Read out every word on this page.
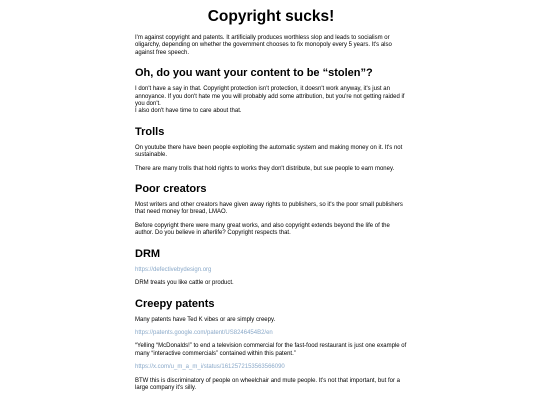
Copyright sucks!

I'm against copyright and patents. It artificially produces worthless slop and leads to socialism or oligarchy, depending on whether the government chooses to fix monopoly every 5 years. It's also against free speech.

Oh, do you want your content to be “stolen”?

I don't have a say in that. Copyright protection isn't protection, it doesn't work anyway, it's just an annoyance. If you don't hate me you will probably add some attribution, but you're not getting raided if you don't.
I also don't have time to care about that.

Trolls

On youtube there have been people exploiting the automatic system and making money on it. It's not sustainable.

There are many trolls that hold rights to works they don't distribute, but sue people to earn money.

Poor creators

Most writers and other creators have given away rights to publishers, so it's the poor small publishers that need money for bread, LMAO.

Before copyright there were many great works, and also copyright extends beyond the life of the author. Do you believe in afterlife? Copyright respects that.

DRM

https://defectivebydesign.org

DRM treats you like cattle or product.

Creepy patents

Many patents have Ted K vibes or are simply creepy.

https://patents.google.com/patent/US8246454B2/en

“Yelling “McDonalds!” to end a television commercial for the fast-food restaurant is just one example of many “interactive commercials” contained within this patent.”

https://x.com/u_m_a_m_i/status/1612572153563566090

BTW this is discriminatory of people on wheelchair and mute people. It's not that important, but for a large company it's silly.
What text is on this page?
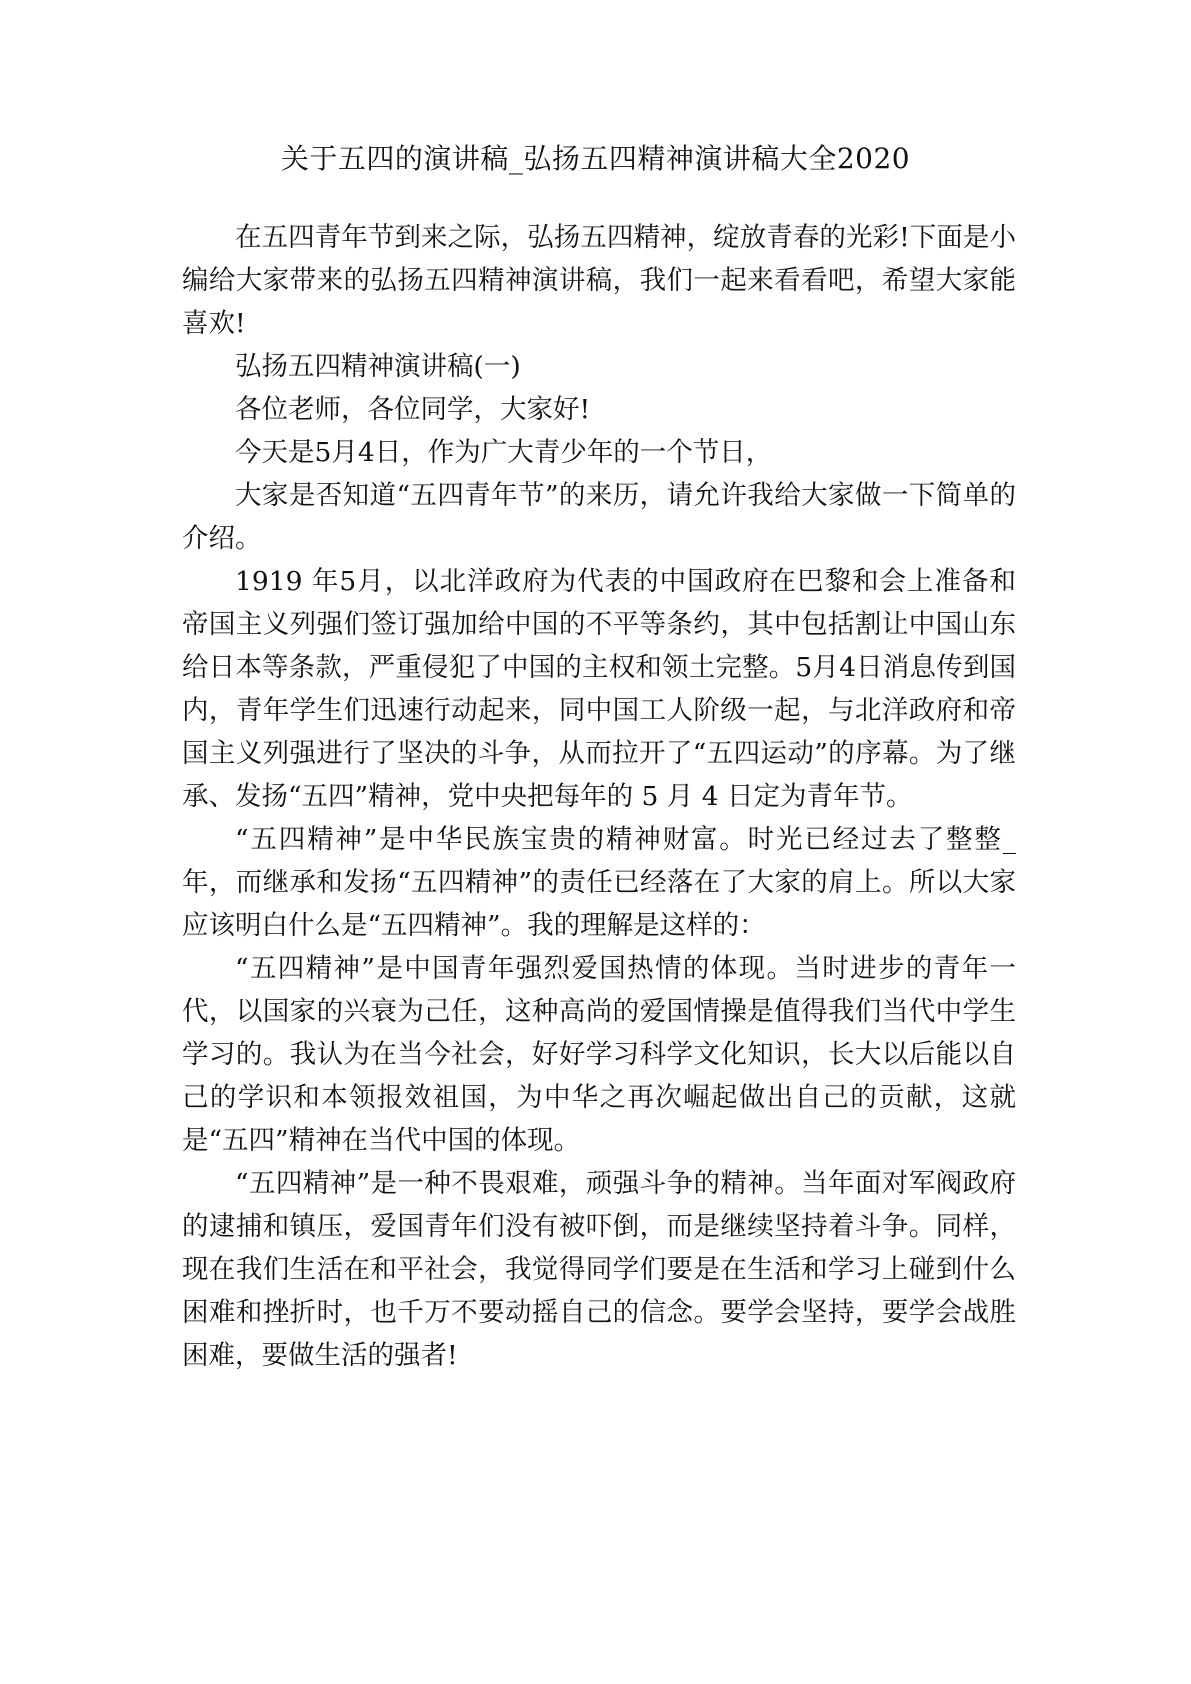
关于五四的演讲稿_弘扬五四精神演讲稿大全2020

在五四青年节到来之际，弘扬五四精神，绽放青春的光彩!下面是小编给大家带来的弘扬五四精神演讲稿，我们一起来看看吧，希望大家能喜欢!

弘扬五四精神演讲稿(一)

各位老师，各位同学，大家好!

今天是5月4日，作为广大青少年的一个节日，

大家是否知道“五四青年节”的来历，请允许我给大家做一下简单的介绍。

1919 年5月，以北洋政府为代表的中国政府在巴黎和会上准备和帝国主义列强们签订强加给中国的不平等条约，其中包括割让中国山东给日本等条款，严重侵犯了中国的主权和领土完整。5月4日消息传到国内，青年学生们迅速行动起来，同中国工人阶级一起，与北洋政府和帝国主义列强进行了坚决的斗争，从而拉开了“五四运动”的序幕。为了继承、发扬“五四”精神，党中央把每年的 5 月 4 日定为青年节。

“五四精神”是中华民族宝贵的精神财富。时光已经过去了整整_年，而继承和发扬“五四精神”的责任已经落在了大家的肩上。所以大家应该明白什么是“五四精神”。我的理解是这样的：

“五四精神”是中国青年强烈爱国热情的体现。当时进步的青年一代，以国家的兴衰为己任，这种高尚的爱国情操是值得我们当代中学生学习的。我认为在当今社会，好好学习科学文化知识，长大以后能以自己的学识和本领报效祖国，为中华之再次崛起做出自己的贡献，这就是“五四”精神在当代中国的体现。

“五四精神”是一种不畏艰难，顽强斗争的精神。当年面对军阀政府的逮捕和镇压，爱国青年们没有被吓倒，而是继续坚持着斗争。同样，现在我们生活在和平社会，我觉得同学们要是在生活和学习上碰到什么困难和挫折时，也千万不要动摇自己的信念。要学会坚持，要学会战胜困难，要做生活的强者!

==============================

# Exercise task
Copy out each line exactly, without the pictures.

# Solution to this task
Read out every word on this page.
Copyright sucks!

I'm against copyright and patents. It artificially produces worthless slop and leads to socialism or oligarchy, depending on whether the government chooses to fix monopoly every 5 years. It's also against free speech.

Oh, do you want your content to be “stolen”?

I don't have a say in that. Copyright protection isn't protection, it doesn't work anyway, it's just an annoyance. If you don't hate me you will probably add some attribution, but you're not getting raided if you don't.
I also don't have time to care about that.

Trolls

On youtube there have been people exploiting the automatic system and making money on it. It's not sustainable.

There are many trolls that hold rights to works they don't distribute, but sue people to earn money.

Poor creators

Most writers and other creators have given away rights to publishers, so it's the poor small publishers that need money for bread, LMAO.

Before copyright there were many great works, and also copyright extends beyond the life of the author. Do you believe in afterlife? Copyright respects that.

DRM

https://defectivebydesign.org

DRM treats you like cattle or product.

Creepy patents

Many patents have Ted K vibes or are simply creepy.

https://patents.google.com/patent/US8246454B2/en

“Yelling “McDonalds!” to end a television commercial for the fast-food restaurant is just one example of many “interactive commercials” contained within this patent.”

https://x.com/u_m_a_m_i/status/1612572153563566090

BTW this is discriminatory of people on wheelchair and mute people. It's not that important, but for a large company it's silly.
What text is on this page?
关于五四的演讲稿_弘扬五四精神演讲稿大全2020

在五四青年节到来之际，弘扬五四精神，绽放青春的光彩!下面是小编给大家带来的弘扬五四精神演讲稿，我们一起来看看吧，希望大家能喜欢!

弘扬五四精神演讲稿(一)

各位老师，各位同学，大家好!

今天是5月4日，作为广大青少年的一个节日，

大家是否知道“五四青年节”的来历，请允许我给大家做一下简单的介绍。

1919 年5月，以北洋政府为代表的中国政府在巴黎和会上准备和帝国主义列强们签订强加给中国的不平等条约，其中包括割让中国山东给日本等条款，严重侵犯了中国的主权和领土完整。5月4日消息传到国内，青年学生们迅速行动起来，同中国工人阶级一起，与北洋政府和帝国主义列强进行了坚决的斗争，从而拉开了“五四运动”的序幕。为了继承、发扬“五四”精神，党中央把每年的 5 月 4 日定为青年节。

“五四精神”是中华民族宝贵的精神财富。时光已经过去了整整_年，而继承和发扬“五四精神”的责任已经落在了大家的肩上。所以大家应该明白什么是“五四精神”。我的理解是这样的：

“五四精神”是中国青年强烈爱国热情的体现。当时进步的青年一代，以国家的兴衰为己任，这种高尚的爱国情操是值得我们当代中学生学习的。我认为在当今社会，好好学习科学文化知识，长大以后能以自己的学识和本领报效祖国，为中华之再次崛起做出自己的贡献，这就是“五四”精神在当代中国的体现。

“五四精神”是一种不畏艰难，顽强斗争的精神。当年面对军阀政府的逮捕和镇压，爱国青年们没有被吓倒，而是继续坚持着斗争。同样，现在我们生活在和平社会，我觉得同学们要是在生活和学习上碰到什么困难和挫折时，也千万不要动摇自己的信念。要学会坚持，要学会战胜困难，要做生活的强者!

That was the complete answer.